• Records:
§ §
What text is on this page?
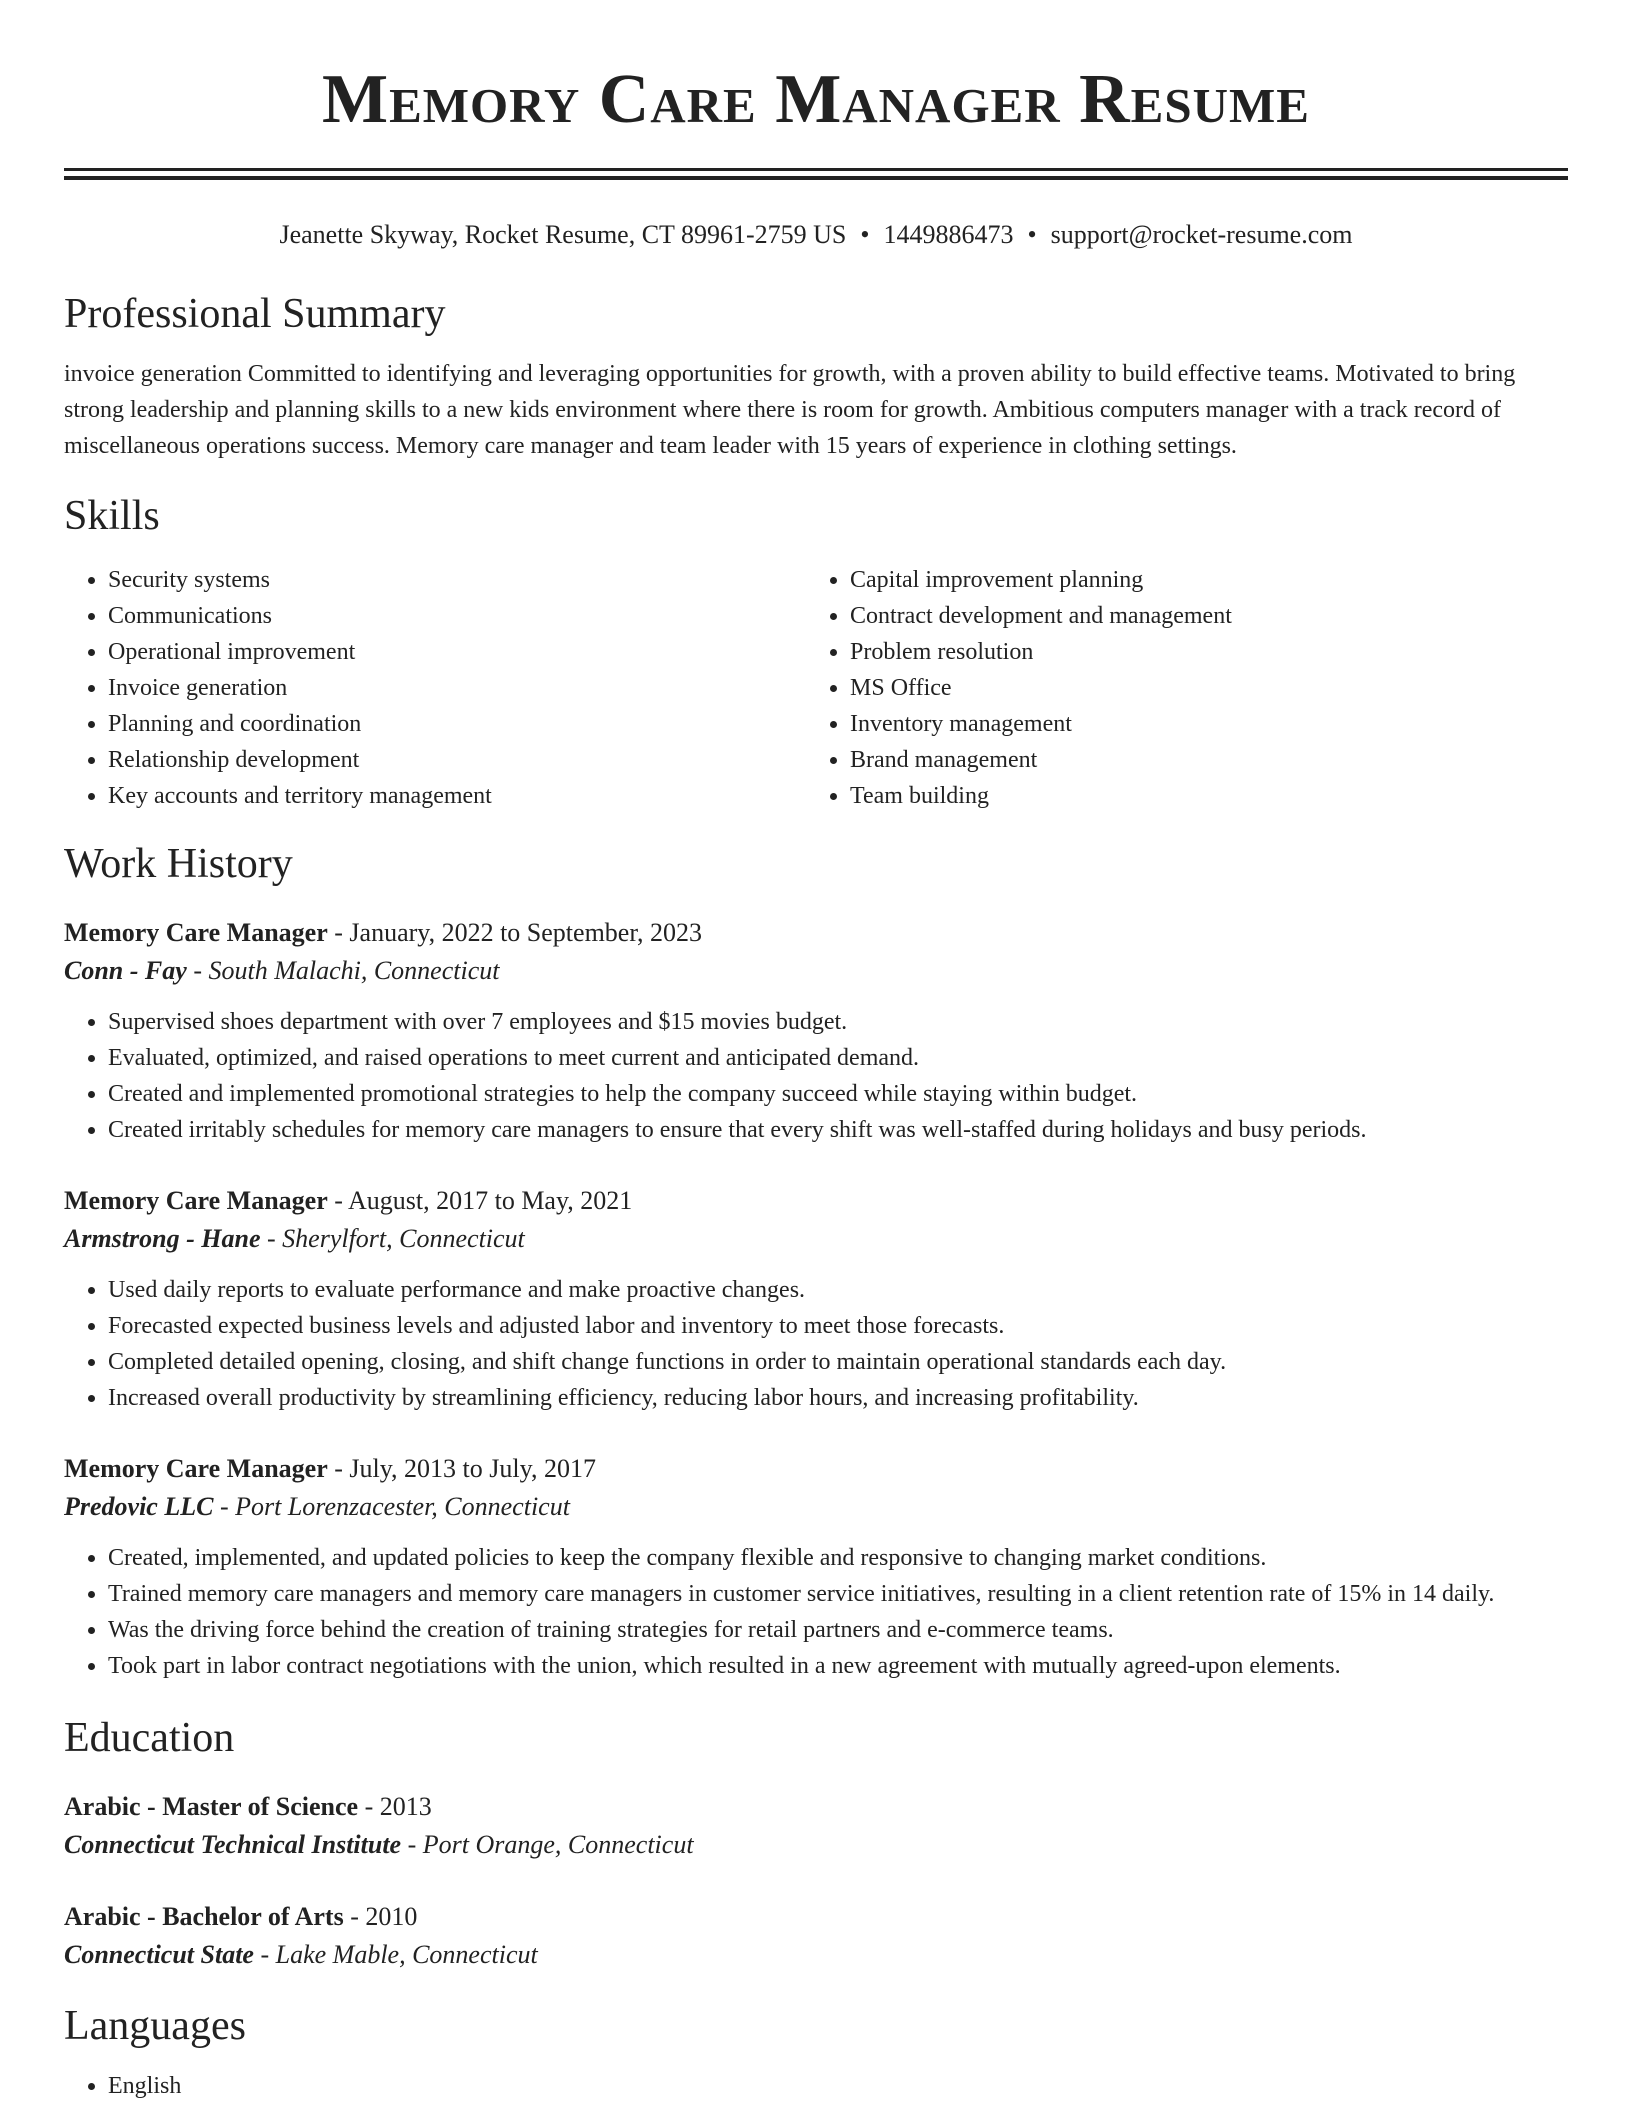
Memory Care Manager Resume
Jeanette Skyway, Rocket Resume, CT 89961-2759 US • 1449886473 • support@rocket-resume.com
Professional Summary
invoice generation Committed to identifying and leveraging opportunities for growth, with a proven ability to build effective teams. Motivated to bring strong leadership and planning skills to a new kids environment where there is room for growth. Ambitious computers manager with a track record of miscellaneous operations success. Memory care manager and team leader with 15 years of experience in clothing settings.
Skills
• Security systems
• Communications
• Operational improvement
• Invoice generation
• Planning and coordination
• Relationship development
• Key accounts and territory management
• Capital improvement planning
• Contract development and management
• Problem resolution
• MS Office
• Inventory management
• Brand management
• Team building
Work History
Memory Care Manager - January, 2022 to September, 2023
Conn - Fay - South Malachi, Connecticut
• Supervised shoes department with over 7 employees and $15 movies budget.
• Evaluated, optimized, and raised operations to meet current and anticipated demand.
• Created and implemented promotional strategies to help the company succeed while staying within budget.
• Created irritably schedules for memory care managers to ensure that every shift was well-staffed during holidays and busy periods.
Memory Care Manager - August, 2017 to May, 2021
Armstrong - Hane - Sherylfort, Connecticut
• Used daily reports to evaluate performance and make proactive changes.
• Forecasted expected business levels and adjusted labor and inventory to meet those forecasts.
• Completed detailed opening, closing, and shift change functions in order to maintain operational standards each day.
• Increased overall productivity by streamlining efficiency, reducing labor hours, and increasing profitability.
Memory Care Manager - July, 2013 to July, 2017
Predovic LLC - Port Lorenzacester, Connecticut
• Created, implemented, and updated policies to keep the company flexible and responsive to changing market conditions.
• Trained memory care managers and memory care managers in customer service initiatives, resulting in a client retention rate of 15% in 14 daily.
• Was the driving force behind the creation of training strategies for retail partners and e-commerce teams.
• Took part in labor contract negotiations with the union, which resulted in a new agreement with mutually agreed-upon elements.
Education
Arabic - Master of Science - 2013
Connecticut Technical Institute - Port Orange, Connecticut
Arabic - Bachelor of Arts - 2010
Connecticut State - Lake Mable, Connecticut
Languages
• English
§ §
• Instruction:
Take the data above and repeat it exactly, leaving each picture out.

• Finished exercise:
What text is on this page?
Memory Care Manager Resume
Jeanette Skyway, Rocket Resume, CT 89961-2759 US • 1449886473 • support@rocket-resume.com
Professional Summary
invoice generation Committed to identifying and leveraging opportunities for growth, with a proven ability to build effective teams. Motivated to bring strong leadership and planning skills to a new kids environment where there is room for growth. Ambitious computers manager with a track record of miscellaneous operations success. Memory care manager and team leader with 15 years of experience in clothing settings.
Skills
• Security systems
• Communications
• Operational improvement
• Invoice generation
• Planning and coordination
• Relationship development
• Key accounts and territory management
• Capital improvement planning
• Contract development and management
• Problem resolution
• MS Office
• Inventory management
• Brand management
• Team building
Work History
Memory Care Manager - January, 2022 to September, 2023
Conn - Fay - South Malachi, Connecticut
• Supervised shoes department with over 7 employees and $15 movies budget.
• Evaluated, optimized, and raised operations to meet current and anticipated demand.
• Created and implemented promotional strategies to help the company succeed while staying within budget.
• Created irritably schedules for memory care managers to ensure that every shift was well-staffed during holidays and busy periods.
Memory Care Manager - August, 2017 to May, 2021
Armstrong - Hane - Sherylfort, Connecticut
• Used daily reports to evaluate performance and make proactive changes.
• Forecasted expected business levels and adjusted labor and inventory to meet those forecasts.
• Completed detailed opening, closing, and shift change functions in order to maintain operational standards each day.
• Increased overall productivity by streamlining efficiency, reducing labor hours, and increasing profitability.
Memory Care Manager - July, 2013 to July, 2017
Predovic LLC - Port Lorenzacester, Connecticut
• Created, implemented, and updated policies to keep the company flexible and responsive to changing market conditions.
• Trained memory care managers and memory care managers in customer service initiatives, resulting in a client retention rate of 15% in 14 daily.
• Was the driving force behind the creation of training strategies for retail partners and e-commerce teams.
• Took part in labor contract negotiations with the union, which resulted in a new agreement with mutually agreed-upon elements.
Education
Arabic - Master of Science - 2013
Connecticut Technical Institute - Port Orange, Connecticut
Arabic - Bachelor of Arts - 2010
Connecticut State - Lake Mable, Connecticut
Languages
• English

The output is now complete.